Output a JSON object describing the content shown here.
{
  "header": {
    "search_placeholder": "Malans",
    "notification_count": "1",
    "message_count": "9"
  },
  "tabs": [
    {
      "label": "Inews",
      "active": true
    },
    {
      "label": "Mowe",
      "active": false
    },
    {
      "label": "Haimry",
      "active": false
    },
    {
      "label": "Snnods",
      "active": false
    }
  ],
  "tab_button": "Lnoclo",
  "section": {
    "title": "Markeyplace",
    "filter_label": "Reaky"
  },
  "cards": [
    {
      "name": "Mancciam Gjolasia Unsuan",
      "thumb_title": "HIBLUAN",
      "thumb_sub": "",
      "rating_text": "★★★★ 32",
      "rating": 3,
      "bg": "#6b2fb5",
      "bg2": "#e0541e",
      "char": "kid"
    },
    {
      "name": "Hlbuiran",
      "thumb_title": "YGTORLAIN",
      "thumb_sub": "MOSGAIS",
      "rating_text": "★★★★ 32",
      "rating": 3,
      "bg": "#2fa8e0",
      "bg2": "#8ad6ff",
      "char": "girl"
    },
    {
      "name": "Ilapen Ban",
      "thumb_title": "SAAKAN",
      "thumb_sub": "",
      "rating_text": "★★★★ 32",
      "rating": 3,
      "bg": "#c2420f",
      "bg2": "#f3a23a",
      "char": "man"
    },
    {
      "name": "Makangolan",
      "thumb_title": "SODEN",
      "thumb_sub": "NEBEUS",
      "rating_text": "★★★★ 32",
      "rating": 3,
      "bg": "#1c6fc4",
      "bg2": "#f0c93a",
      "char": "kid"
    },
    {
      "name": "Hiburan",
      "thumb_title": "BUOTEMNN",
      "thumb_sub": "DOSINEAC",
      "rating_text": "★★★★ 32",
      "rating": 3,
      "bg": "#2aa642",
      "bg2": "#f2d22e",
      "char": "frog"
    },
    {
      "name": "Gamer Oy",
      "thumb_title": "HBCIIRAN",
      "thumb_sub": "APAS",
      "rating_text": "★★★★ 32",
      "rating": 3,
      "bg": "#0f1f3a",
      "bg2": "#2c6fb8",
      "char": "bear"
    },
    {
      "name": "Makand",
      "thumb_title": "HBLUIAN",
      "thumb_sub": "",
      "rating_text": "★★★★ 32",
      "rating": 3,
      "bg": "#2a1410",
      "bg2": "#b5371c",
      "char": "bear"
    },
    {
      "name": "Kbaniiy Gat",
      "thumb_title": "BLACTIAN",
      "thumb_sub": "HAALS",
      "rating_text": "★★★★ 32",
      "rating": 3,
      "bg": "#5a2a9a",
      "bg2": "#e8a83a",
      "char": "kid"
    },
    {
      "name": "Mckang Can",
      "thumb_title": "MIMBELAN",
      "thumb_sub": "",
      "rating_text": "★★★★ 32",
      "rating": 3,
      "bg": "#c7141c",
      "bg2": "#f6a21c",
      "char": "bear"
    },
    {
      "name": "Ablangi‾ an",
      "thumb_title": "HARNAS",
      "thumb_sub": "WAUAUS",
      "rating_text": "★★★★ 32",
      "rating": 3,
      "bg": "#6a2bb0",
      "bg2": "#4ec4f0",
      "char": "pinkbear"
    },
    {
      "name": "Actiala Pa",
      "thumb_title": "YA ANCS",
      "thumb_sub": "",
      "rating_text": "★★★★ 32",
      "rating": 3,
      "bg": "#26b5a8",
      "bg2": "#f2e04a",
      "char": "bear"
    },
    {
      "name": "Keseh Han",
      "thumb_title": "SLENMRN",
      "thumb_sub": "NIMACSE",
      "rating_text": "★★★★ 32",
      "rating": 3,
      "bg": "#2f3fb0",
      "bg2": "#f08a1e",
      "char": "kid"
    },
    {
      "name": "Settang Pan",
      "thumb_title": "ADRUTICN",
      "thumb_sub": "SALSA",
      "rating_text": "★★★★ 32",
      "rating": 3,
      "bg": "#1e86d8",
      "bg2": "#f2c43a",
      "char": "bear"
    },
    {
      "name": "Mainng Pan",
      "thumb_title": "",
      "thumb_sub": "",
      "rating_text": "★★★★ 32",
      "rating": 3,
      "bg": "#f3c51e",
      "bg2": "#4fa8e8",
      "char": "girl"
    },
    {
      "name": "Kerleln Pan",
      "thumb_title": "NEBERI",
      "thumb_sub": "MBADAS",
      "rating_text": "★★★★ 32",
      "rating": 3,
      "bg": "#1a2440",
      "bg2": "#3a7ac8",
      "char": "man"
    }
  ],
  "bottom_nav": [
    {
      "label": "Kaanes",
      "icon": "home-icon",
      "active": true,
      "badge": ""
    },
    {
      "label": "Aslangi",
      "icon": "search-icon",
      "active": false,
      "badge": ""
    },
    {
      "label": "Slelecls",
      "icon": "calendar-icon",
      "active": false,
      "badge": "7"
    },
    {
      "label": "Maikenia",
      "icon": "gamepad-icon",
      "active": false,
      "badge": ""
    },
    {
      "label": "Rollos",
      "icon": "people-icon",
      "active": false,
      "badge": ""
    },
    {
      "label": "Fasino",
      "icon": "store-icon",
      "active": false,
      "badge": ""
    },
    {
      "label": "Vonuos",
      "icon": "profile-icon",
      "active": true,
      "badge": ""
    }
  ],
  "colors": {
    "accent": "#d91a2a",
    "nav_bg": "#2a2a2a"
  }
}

:: Prompt ::
Every record above should be output exactly.

:: Final result ::
Output a JSON object describing the content shown here.
{
  "header": {
    "search_placeholder": "Malans",
    "notification_count": "1",
    "message_count": "9"
  },
  "tabs": [
    {
      "label": "Inews",
      "active": true
    },
    {
      "label": "Mowe",
      "active": false
    },
    {
      "label": "Haimry",
      "active": false
    },
    {
      "label": "Snnods",
      "active": false
    }
  ],
  "tab_button": "Lnoclo",
  "section": {
    "title": "Markeyplace",
    "filter_label": "Reaky"
  },
  "cards": [
    {
      "name": "Mancciam Gjolasia Unsuan",
      "thumb_title": "HIBLUAN",
      "thumb_sub": "",
      "rating_text": "★★★★ 32",
      "rating": 3,
      "bg": "#6b2fb5",
      "bg2": "#e0541e",
      "char": "kid"
    },
    {
      "name": "Hlbuiran",
      "thumb_title": "YGTORLAIN",
      "thumb_sub": "MOSGAIS",
      "rating_text": "★★★★ 32",
      "rating": 3,
      "bg": "#2fa8e0",
      "bg2": "#8ad6ff",
      "char": "girl"
    },
    {
      "name": "Ilapen Ban",
      "thumb_title": "SAAKAN",
      "thumb_sub": "",
      "rating_text": "★★★★ 32",
      "rating": 3,
      "bg": "#c2420f",
      "bg2": "#f3a23a",
      "char": "man"
    },
    {
      "name": "Makangolan",
      "thumb_title": "SODEN",
      "thumb_sub": "NEBEUS",
      "rating_text": "★★★★ 32",
      "rating": 3,
      "bg": "#1c6fc4",
      "bg2": "#f0c93a",
      "char": "kid"
    },
    {
      "name": "Hiburan",
      "thumb_title": "BUOTEMNN",
      "thumb_sub": "DOSINEAC",
      "rating_text": "★★★★ 32",
      "rating": 3,
      "bg": "#2aa642",
      "bg2": "#f2d22e",
      "char": "frog"
    },
    {
      "name": "Gamer Oy",
      "thumb_title": "HBCIIRAN",
      "thumb_sub": "APAS",
      "rating_text": "★★★★ 32",
      "rating": 3,
      "bg": "#0f1f3a",
      "bg2": "#2c6fb8",
      "char": "bear"
    },
    {
      "name": "Makand",
      "thumb_title": "HBLUIAN",
      "thumb_sub": "",
      "rating_text": "★★★★ 32",
      "rating": 3,
      "bg": "#2a1410",
      "bg2": "#b5371c",
      "char": "bear"
    },
    {
      "name": "Kbaniiy Gat",
      "thumb_title": "BLACTIAN",
      "thumb_sub": "HAALS",
      "rating_text": "★★★★ 32",
      "rating": 3,
      "bg": "#5a2a9a",
      "bg2": "#e8a83a",
      "char": "kid"
    },
    {
      "name": "Mckang Can",
      "thumb_title": "MIMBELAN",
      "thumb_sub": "",
      "rating_text": "★★★★ 32",
      "rating": 3,
      "bg": "#c7141c",
      "bg2": "#f6a21c",
      "char": "bear"
    },
    {
      "name": "Ablangi‾ an",
      "thumb_title": "HARNAS",
      "thumb_sub": "WAUAUS",
      "rating_text": "★★★★ 32",
      "rating": 3,
      "bg": "#6a2bb0",
      "bg2": "#4ec4f0",
      "char": "pinkbear"
    },
    {
      "name": "Actiala Pa",
      "thumb_title": "YA ANCS",
      "thumb_sub": "",
      "rating_text": "★★★★ 32",
      "rating": 3,
      "bg": "#26b5a8",
      "bg2": "#f2e04a",
      "char": "bear"
    },
    {
      "name": "Keseh Han",
      "thumb_title": "SLENMRN",
      "thumb_sub": "NIMACSE",
      "rating_text": "★★★★ 32",
      "rating": 3,
      "bg": "#2f3fb0",
      "bg2": "#f08a1e",
      "char": "kid"
    },
    {
      "name": "Settang Pan",
      "thumb_title": "ADRUTICN",
      "thumb_sub": "SALSA",
      "rating_text": "★★★★ 32",
      "rating": 3,
      "bg": "#1e86d8",
      "bg2": "#f2c43a",
      "char": "bear"
    },
    {
      "name": "Mainng Pan",
      "thumb_title": "",
      "thumb_sub": "",
      "rating_text": "★★★★ 32",
      "rating": 3,
      "bg": "#f3c51e",
      "bg2": "#4fa8e8",
      "char": "girl"
    },
    {
      "name": "Kerleln Pan",
      "thumb_title": "NEBERI",
      "thumb_sub": "MBADAS",
      "rating_text": "★★★★ 32",
      "rating": 3,
      "bg": "#1a2440",
      "bg2": "#3a7ac8",
      "char": "man"
    }
  ],
  "bottom_nav": [
    {
      "label": "Kaanes",
      "icon": "home-icon",
      "active": true,
      "badge": ""
    },
    {
      "label": "Aslangi",
      "icon": "search-icon",
      "active": false,
      "badge": ""
    },
    {
      "label": "Slelecls",
      "icon": "calendar-icon",
      "active": false,
      "badge": "7"
    },
    {
      "label": "Maikenia",
      "icon": "gamepad-icon",
      "active": false,
      "badge": ""
    },
    {
      "label": "Rollos",
      "icon": "people-icon",
      "active": false,
      "badge": ""
    },
    {
      "label": "Fasino",
      "icon": "store-icon",
      "active": false,
      "badge": ""
    },
    {
      "label": "Vonuos",
      "icon": "profile-icon",
      "active": true,
      "badge": ""
    }
  ],
  "colors": {
    "accent": "#d91a2a",
    "nav_bg": "#2a2a2a"
  }
}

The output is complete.